RECORDED INFORMATION
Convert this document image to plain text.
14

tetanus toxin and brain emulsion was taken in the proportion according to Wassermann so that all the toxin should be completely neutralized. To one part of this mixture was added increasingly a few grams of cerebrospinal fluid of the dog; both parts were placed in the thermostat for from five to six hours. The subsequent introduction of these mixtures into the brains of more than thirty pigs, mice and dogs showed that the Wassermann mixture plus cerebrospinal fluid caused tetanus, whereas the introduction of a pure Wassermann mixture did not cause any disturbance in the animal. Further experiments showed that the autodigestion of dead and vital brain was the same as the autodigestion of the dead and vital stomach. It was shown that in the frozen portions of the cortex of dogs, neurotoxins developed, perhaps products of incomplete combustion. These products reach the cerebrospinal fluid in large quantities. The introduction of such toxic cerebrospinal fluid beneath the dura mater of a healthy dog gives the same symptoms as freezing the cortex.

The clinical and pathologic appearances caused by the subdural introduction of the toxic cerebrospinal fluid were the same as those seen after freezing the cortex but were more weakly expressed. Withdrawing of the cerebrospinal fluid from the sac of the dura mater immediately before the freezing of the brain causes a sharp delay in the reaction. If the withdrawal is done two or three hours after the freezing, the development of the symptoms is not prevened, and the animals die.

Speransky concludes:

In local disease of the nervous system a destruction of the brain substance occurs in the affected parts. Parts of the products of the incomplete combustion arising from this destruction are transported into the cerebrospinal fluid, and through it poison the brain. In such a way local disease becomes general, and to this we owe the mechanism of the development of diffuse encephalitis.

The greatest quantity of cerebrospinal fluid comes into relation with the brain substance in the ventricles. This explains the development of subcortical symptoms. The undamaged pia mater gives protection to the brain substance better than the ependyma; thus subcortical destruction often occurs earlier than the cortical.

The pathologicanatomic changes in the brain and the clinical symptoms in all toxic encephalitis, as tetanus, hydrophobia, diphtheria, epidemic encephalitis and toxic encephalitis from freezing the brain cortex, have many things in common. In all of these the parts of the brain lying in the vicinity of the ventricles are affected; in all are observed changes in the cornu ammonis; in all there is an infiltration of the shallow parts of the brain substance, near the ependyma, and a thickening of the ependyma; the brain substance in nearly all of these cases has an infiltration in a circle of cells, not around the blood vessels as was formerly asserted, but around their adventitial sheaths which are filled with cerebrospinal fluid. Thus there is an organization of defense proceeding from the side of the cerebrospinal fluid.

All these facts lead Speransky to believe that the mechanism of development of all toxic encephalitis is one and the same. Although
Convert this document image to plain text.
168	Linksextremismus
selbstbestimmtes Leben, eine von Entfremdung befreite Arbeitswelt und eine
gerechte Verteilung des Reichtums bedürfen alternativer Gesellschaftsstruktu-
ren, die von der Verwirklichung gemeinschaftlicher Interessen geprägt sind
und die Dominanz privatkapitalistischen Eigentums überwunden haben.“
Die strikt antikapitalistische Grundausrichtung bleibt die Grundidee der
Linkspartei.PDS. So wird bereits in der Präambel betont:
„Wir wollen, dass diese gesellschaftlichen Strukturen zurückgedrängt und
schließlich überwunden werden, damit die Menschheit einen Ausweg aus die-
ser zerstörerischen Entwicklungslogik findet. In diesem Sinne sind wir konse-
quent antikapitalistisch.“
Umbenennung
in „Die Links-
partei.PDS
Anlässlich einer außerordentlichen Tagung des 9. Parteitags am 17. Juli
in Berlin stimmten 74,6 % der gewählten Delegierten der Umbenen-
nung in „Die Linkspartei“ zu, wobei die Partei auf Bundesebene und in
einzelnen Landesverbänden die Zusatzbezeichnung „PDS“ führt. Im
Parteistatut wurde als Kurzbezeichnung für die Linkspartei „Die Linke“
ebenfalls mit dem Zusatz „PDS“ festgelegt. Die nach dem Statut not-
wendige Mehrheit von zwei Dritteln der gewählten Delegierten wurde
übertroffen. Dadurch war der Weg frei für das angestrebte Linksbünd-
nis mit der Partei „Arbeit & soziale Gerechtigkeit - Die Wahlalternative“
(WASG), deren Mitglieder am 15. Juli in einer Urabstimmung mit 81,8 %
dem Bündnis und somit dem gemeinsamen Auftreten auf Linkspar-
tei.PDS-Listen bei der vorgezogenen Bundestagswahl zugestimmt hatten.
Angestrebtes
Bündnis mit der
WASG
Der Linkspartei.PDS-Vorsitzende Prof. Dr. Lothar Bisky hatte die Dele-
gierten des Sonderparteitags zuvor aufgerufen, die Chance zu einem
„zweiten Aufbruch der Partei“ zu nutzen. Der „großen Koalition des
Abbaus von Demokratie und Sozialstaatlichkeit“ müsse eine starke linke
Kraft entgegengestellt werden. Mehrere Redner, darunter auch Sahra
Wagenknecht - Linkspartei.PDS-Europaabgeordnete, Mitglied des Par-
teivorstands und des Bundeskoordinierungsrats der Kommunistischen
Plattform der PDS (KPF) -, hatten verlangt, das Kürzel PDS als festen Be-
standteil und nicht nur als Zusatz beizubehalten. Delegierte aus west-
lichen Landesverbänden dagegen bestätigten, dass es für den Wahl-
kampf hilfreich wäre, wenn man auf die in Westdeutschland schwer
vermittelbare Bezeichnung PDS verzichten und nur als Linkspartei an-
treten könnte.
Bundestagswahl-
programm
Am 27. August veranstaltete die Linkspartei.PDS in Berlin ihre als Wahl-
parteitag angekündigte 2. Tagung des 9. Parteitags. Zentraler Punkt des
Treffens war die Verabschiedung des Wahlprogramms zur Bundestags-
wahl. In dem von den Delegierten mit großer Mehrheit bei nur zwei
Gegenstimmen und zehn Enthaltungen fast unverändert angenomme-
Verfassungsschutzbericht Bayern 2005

YOUR TASK
The material above must be output in full. Keep every word as it is.

SOLUTION TO THIS TASK
Convert this document image to plain text.
14

tetanus toxin and brain emulsion was taken in the proportion according to Wassermann so that all the toxin should be completely neutralized. To one part of this mixture was added increasingly a few grams of cerebrospinal fluid of the dog; both parts were placed in the thermostat for from five to six hours. The subsequent introduction of these mixtures into the brains of more than thirty pigs, mice and dogs showed that the Wassermann mixture plus cerebrospinal fluid caused tetanus, whereas the introduction of a pure Wassermann mixture did not cause any disturbance in the animal. Further experiments showed that the autodigestion of dead and vital brain was the same as the autodigestion of the dead and vital stomach. It was shown that in the frozen portions of the cortex of dogs, neurotoxins developed, perhaps products of incomplete combustion. These products reach the cerebrospinal fluid in large quantities. The introduction of such toxic cerebrospinal fluid beneath the dura mater of a healthy dog gives the same symptoms as freezing the cortex.

The clinical and pathologic appearances caused by the subdural introduction of the toxic cerebrospinal fluid were the same as those seen after freezing the cortex but were more weakly expressed. Withdrawing of the cerebrospinal fluid from the sac of the dura mater immediately before the freezing of the brain causes a sharp delay in the reaction. If the withdrawal is done two or three hours after the freezing, the development of the symptoms is not prevened, and the animals die.

Speransky concludes:

In local disease of the nervous system a destruction of the brain substance occurs in the affected parts. Parts of the products of the incomplete combustion arising from this destruction are transported into the cerebrospinal fluid, and through it poison the brain. In such a way local disease becomes general, and to this we owe the mechanism of the development of diffuse encephalitis.

The greatest quantity of cerebrospinal fluid comes into relation with the brain substance in the ventricles. This explains the development of subcortical symptoms. The undamaged pia mater gives protection to the brain substance better than the ependyma; thus subcortical destruction often occurs earlier than the cortical.

The pathologicanatomic changes in the brain and the clinical symptoms in all toxic encephalitis, as tetanus, hydrophobia, diphtheria, epidemic encephalitis and toxic encephalitis from freezing the brain cortex, have many things in common. In all of these the parts of the brain lying in the vicinity of the ventricles are affected; in all are observed changes in the cornu ammonis; in all there is an infiltration of the shallow parts of the brain substance, near the ependyma, and a thickening of the ependyma; the brain substance in nearly all of these cases has an infiltration in a circle of cells, not around the blood vessels as was formerly asserted, but around their adventitial sheaths which are filled with cerebrospinal fluid. Thus there is an organization of defense proceeding from the side of the cerebrospinal fluid.

All these facts lead Speransky to believe that the mechanism of development of all toxic encephalitis is one and the same. Although
Convert this document image to plain text.
168	Linksextremismus
selbstbestimmtes Leben, eine von Entfremdung befreite Arbeitswelt und eine
gerechte Verteilung des Reichtums bedürfen alternativer Gesellschaftsstruktu-
ren, die von der Verwirklichung gemeinschaftlicher Interessen geprägt sind
und die Dominanz privatkapitalistischen Eigentums überwunden haben.“
Die strikt antikapitalistische Grundausrichtung bleibt die Grundidee der
Linkspartei.PDS. So wird bereits in der Präambel betont:
„Wir wollen, dass diese gesellschaftlichen Strukturen zurückgedrängt und
schließlich überwunden werden, damit die Menschheit einen Ausweg aus die-
ser zerstörerischen Entwicklungslogik findet. In diesem Sinne sind wir konse-
quent antikapitalistisch.“
Umbenennung
in „Die Links-
partei.PDS
Anlässlich einer außerordentlichen Tagung des 9. Parteitags am 17. Juli
in Berlin stimmten 74,6 % der gewählten Delegierten der Umbenen-
nung in „Die Linkspartei“ zu, wobei die Partei auf Bundesebene und in
einzelnen Landesverbänden die Zusatzbezeichnung „PDS“ führt. Im
Parteistatut wurde als Kurzbezeichnung für die Linkspartei „Die Linke“
ebenfalls mit dem Zusatz „PDS“ festgelegt. Die nach dem Statut not-
wendige Mehrheit von zwei Dritteln der gewählten Delegierten wurde
übertroffen. Dadurch war der Weg frei für das angestrebte Linksbünd-
nis mit der Partei „Arbeit & soziale Gerechtigkeit - Die Wahlalternative“
(WASG), deren Mitglieder am 15. Juli in einer Urabstimmung mit 81,8 %
dem Bündnis und somit dem gemeinsamen Auftreten auf Linkspar-
tei.PDS-Listen bei der vorgezogenen Bundestagswahl zugestimmt hatten.
Angestrebtes
Bündnis mit der
WASG
Der Linkspartei.PDS-Vorsitzende Prof. Dr. Lothar Bisky hatte die Dele-
gierten des Sonderparteitags zuvor aufgerufen, die Chance zu einem
„zweiten Aufbruch der Partei“ zu nutzen. Der „großen Koalition des
Abbaus von Demokratie und Sozialstaatlichkeit“ müsse eine starke linke
Kraft entgegengestellt werden. Mehrere Redner, darunter auch Sahra
Wagenknecht - Linkspartei.PDS-Europaabgeordnete, Mitglied des Par-
teivorstands und des Bundeskoordinierungsrats der Kommunistischen
Plattform der PDS (KPF) -, hatten verlangt, das Kürzel PDS als festen Be-
standteil und nicht nur als Zusatz beizubehalten. Delegierte aus west-
lichen Landesverbänden dagegen bestätigten, dass es für den Wahl-
kampf hilfreich wäre, wenn man auf die in Westdeutschland schwer
vermittelbare Bezeichnung PDS verzichten und nur als Linkspartei an-
treten könnte.
Bundestagswahl-
programm
Am 27. August veranstaltete die Linkspartei.PDS in Berlin ihre als Wahl-
parteitag angekündigte 2. Tagung des 9. Parteitags. Zentraler Punkt des
Treffens war die Verabschiedung des Wahlprogramms zur Bundestags-
wahl. In dem von den Delegierten mit großer Mehrheit bei nur zwei
Gegenstimmen und zehn Enthaltungen fast unverändert angenomme-
Verfassungsschutzbericht Bayern 2005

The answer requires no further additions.